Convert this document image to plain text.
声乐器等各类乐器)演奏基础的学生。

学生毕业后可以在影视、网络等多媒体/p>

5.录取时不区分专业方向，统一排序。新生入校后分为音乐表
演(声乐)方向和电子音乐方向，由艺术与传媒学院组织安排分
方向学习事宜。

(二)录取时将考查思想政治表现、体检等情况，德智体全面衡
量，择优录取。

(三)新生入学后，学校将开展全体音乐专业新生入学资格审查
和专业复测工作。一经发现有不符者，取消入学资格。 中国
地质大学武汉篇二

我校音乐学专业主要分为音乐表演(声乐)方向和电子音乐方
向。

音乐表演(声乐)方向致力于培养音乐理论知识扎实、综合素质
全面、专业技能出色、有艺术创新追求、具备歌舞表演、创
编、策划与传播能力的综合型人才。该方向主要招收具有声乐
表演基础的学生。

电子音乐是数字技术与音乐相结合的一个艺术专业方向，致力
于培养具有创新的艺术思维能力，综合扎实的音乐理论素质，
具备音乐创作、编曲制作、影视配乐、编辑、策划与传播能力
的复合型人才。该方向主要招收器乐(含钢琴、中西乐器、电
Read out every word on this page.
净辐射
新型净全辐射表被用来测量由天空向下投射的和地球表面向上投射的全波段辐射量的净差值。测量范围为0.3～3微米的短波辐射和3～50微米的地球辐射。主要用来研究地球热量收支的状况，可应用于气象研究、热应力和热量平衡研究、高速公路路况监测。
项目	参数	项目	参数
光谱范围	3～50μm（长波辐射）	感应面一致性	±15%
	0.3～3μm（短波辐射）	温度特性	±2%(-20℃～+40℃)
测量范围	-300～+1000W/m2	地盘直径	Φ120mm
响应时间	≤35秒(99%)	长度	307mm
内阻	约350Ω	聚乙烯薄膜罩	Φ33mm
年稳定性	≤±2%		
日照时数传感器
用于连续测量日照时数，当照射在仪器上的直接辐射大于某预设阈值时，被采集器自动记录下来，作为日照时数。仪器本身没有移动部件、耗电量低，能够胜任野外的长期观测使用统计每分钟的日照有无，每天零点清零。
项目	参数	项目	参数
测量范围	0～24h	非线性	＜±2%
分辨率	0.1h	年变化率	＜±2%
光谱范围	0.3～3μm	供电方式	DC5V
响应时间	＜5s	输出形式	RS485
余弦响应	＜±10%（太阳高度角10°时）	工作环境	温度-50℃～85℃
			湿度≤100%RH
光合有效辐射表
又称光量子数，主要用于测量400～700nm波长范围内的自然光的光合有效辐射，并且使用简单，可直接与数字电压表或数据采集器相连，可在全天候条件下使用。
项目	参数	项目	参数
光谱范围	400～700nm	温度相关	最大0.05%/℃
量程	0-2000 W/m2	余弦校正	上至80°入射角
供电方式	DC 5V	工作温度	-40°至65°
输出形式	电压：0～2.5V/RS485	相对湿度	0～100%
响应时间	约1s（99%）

What the exercise asks
Repeat every entry exactly as written above.

Answer for the task
Convert this document image to plain text.
声乐器等各类乐器)演奏基础的学生。

学生毕业后可以在影视、网络等多媒体/p>

5.录取时不区分专业方向，统一排序。新生入校后分为音乐表
演(声乐)方向和电子音乐方向，由艺术与传媒学院组织安排分
方向学习事宜。

(二)录取时将考查思想政治表现、体检等情况，德智体全面衡
量，择优录取。

(三)新生入学后，学校将开展全体音乐专业新生入学资格审查
和专业复测工作。一经发现有不符者，取消入学资格。 中国
地质大学武汉篇二

我校音乐学专业主要分为音乐表演(声乐)方向和电子音乐方
向。

音乐表演(声乐)方向致力于培养音乐理论知识扎实、综合素质
全面、专业技能出色、有艺术创新追求、具备歌舞表演、创
编、策划与传播能力的综合型人才。该方向主要招收具有声乐
表演基础的学生。

电子音乐是数字技术与音乐相结合的一个艺术专业方向，致力
于培养具有创新的艺术思维能力，综合扎实的音乐理论素质，
具备音乐创作、编曲制作、影视配乐、编辑、策划与传播能力
的复合型人才。该方向主要招收器乐(含钢琴、中西乐器、电
Read out every word on this page.
净辐射
新型净全辐射表被用来测量由天空向下投射的和地球表面向上投射的全波段辐射量的净差值。测量范围为0.3～3微米的短波辐射和3～50微米的地球辐射。主要用来研究地球热量收支的状况，可应用于气象研究、热应力和热量平衡研究、高速公路路况监测。
项目	参数	项目	参数
光谱范围	3～50μm（长波辐射）	感应面一致性	±15%
	0.3～3μm（短波辐射）	温度特性	±2%(-20℃～+40℃)
测量范围	-300～+1000W/m2	地盘直径	Φ120mm
响应时间	≤35秒(99%)	长度	307mm
内阻	约350Ω	聚乙烯薄膜罩	Φ33mm
年稳定性	≤±2%		
日照时数传感器
用于连续测量日照时数，当照射在仪器上的直接辐射大于某预设阈值时，被采集器自动记录下来，作为日照时数。仪器本身没有移动部件、耗电量低，能够胜任野外的长期观测使用统计每分钟的日照有无，每天零点清零。
项目	参数	项目	参数
测量范围	0～24h	非线性	＜±2%
分辨率	0.1h	年变化率	＜±2%
光谱范围	0.3～3μm	供电方式	DC5V
响应时间	＜5s	输出形式	RS485
余弦响应	＜±10%（太阳高度角10°时）	工作环境	温度-50℃～85℃
			湿度≤100%RH
光合有效辐射表
又称光量子数，主要用于测量400～700nm波长范围内的自然光的光合有效辐射，并且使用简单，可直接与数字电压表或数据采集器相连，可在全天候条件下使用。
项目	参数	项目	参数
光谱范围	400～700nm	温度相关	最大0.05%/℃
量程	0-2000 W/m2	余弦校正	上至80°入射角
供电方式	DC 5V	工作温度	-40°至65°
输出形式	电压：0～2.5V/RS485	相对湿度	0～100%
响应时间	约1s（99%）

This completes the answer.